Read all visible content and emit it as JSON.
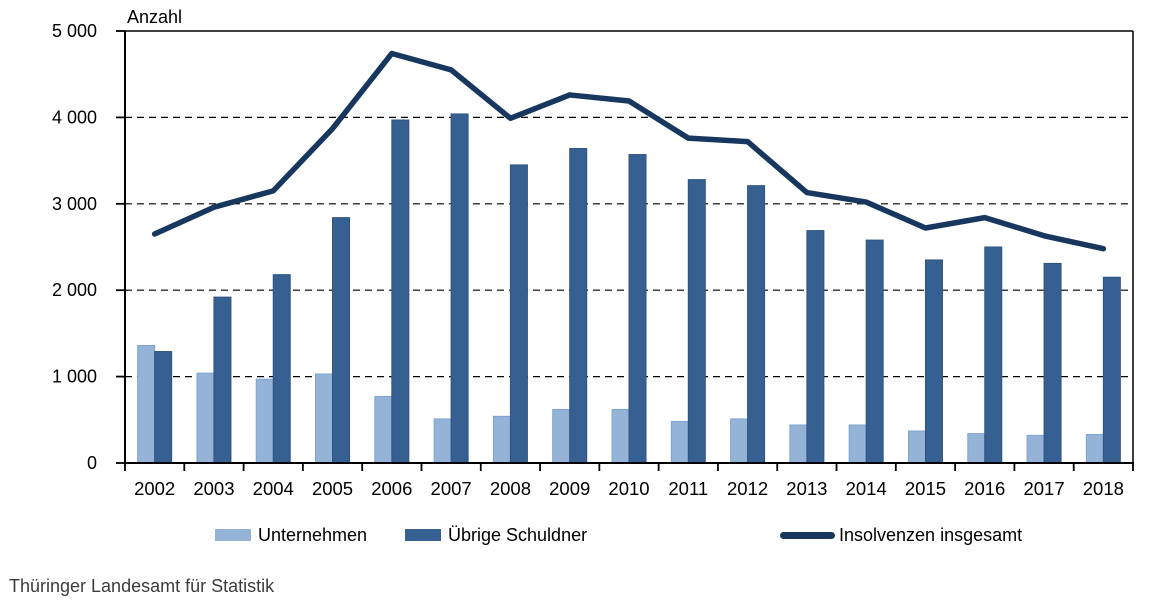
{
  "y_axis_title": "Anzahl",
  "source": "Thüringer Landesamt für Statistik",
  "colors": {
    "bar_light": "#95B3D7",
    "bar_light_border": "#7EA4D3",
    "bar_dark": "#376092",
    "bar_dark_border": "#2F5480",
    "line": "#17375E",
    "grid": "#000000",
    "axis": "#000000",
    "footer_text": "#3C3C3C"
  },
  "chart_data": {
    "type": "combo_bar_line",
    "title": "",
    "ylabel": "Anzahl",
    "xlabel": "",
    "ylim": [
      0,
      5000
    ],
    "ytick_step": 1000,
    "ytick_labels": [
      "0",
      "1 000",
      "2 000",
      "3 000",
      "4 000",
      "5 000"
    ],
    "grid": "horizontal-dashed",
    "legend_position": "bottom",
    "categories": [
      "2002",
      "2003",
      "2004",
      "2005",
      "2006",
      "2007",
      "2008",
      "2009",
      "2010",
      "2011",
      "2012",
      "2013",
      "2014",
      "2015",
      "2016",
      "2017",
      "2018"
    ],
    "series": [
      {
        "name": "Unternehmen",
        "type": "bar",
        "color": "#95B3D7",
        "values": [
          1360,
          1040,
          970,
          1030,
          770,
          510,
          540,
          620,
          620,
          480,
          510,
          440,
          440,
          370,
          340,
          320,
          330
        ]
      },
      {
        "name": "Übrige Schuldner",
        "type": "bar",
        "color": "#376092",
        "values": [
          1290,
          1920,
          2180,
          2840,
          3970,
          4040,
          3450,
          3640,
          3570,
          3280,
          3210,
          2690,
          2580,
          2350,
          2500,
          2310,
          2150
        ]
      },
      {
        "name": "Insolvenzen insgesamt",
        "type": "line",
        "color": "#17375E",
        "values": [
          2650,
          2960,
          3150,
          3870,
          4740,
          4550,
          3990,
          4260,
          4190,
          3760,
          3720,
          3130,
          3020,
          2720,
          2840,
          2630,
          2480
        ]
      }
    ]
  }
}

○ ○ ○ ○

— DIRECTIONS FOR THIS TASK —
Working from the lines above, reproduce the material exactly and exclude its pictures.

— ANSWER FOR THIS EXERCISE —
Read all visible content and emit it as JSON.
{
  "y_axis_title": "Anzahl",
  "source": "Thüringer Landesamt für Statistik",
  "colors": {
    "bar_light": "#95B3D7",
    "bar_light_border": "#7EA4D3",
    "bar_dark": "#376092",
    "bar_dark_border": "#2F5480",
    "line": "#17375E",
    "grid": "#000000",
    "axis": "#000000",
    "footer_text": "#3C3C3C"
  },
  "chart_data": {
    "type": "combo_bar_line",
    "title": "",
    "ylabel": "Anzahl",
    "xlabel": "",
    "ylim": [
      0,
      5000
    ],
    "ytick_step": 1000,
    "ytick_labels": [
      "0",
      "1 000",
      "2 000",
      "3 000",
      "4 000",
      "5 000"
    ],
    "grid": "horizontal-dashed",
    "legend_position": "bottom",
    "categories": [
      "2002",
      "2003",
      "2004",
      "2005",
      "2006",
      "2007",
      "2008",
      "2009",
      "2010",
      "2011",
      "2012",
      "2013",
      "2014",
      "2015",
      "2016",
      "2017",
      "2018"
    ],
    "series": [
      {
        "name": "Unternehmen",
        "type": "bar",
        "color": "#95B3D7",
        "values": [
          1360,
          1040,
          970,
          1030,
          770,
          510,
          540,
          620,
          620,
          480,
          510,
          440,
          440,
          370,
          340,
          320,
          330
        ]
      },
      {
        "name": "Übrige Schuldner",
        "type": "bar",
        "color": "#376092",
        "values": [
          1290,
          1920,
          2180,
          2840,
          3970,
          4040,
          3450,
          3640,
          3570,
          3280,
          3210,
          2690,
          2580,
          2350,
          2500,
          2310,
          2150
        ]
      },
      {
        "name": "Insolvenzen insgesamt",
        "type": "line",
        "color": "#17375E",
        "values": [
          2650,
          2960,
          3150,
          3870,
          4740,
          4550,
          3990,
          4260,
          4190,
          3760,
          3720,
          3130,
          3020,
          2720,
          2840,
          2630,
          2480
        ]
      }
    ]
  }
}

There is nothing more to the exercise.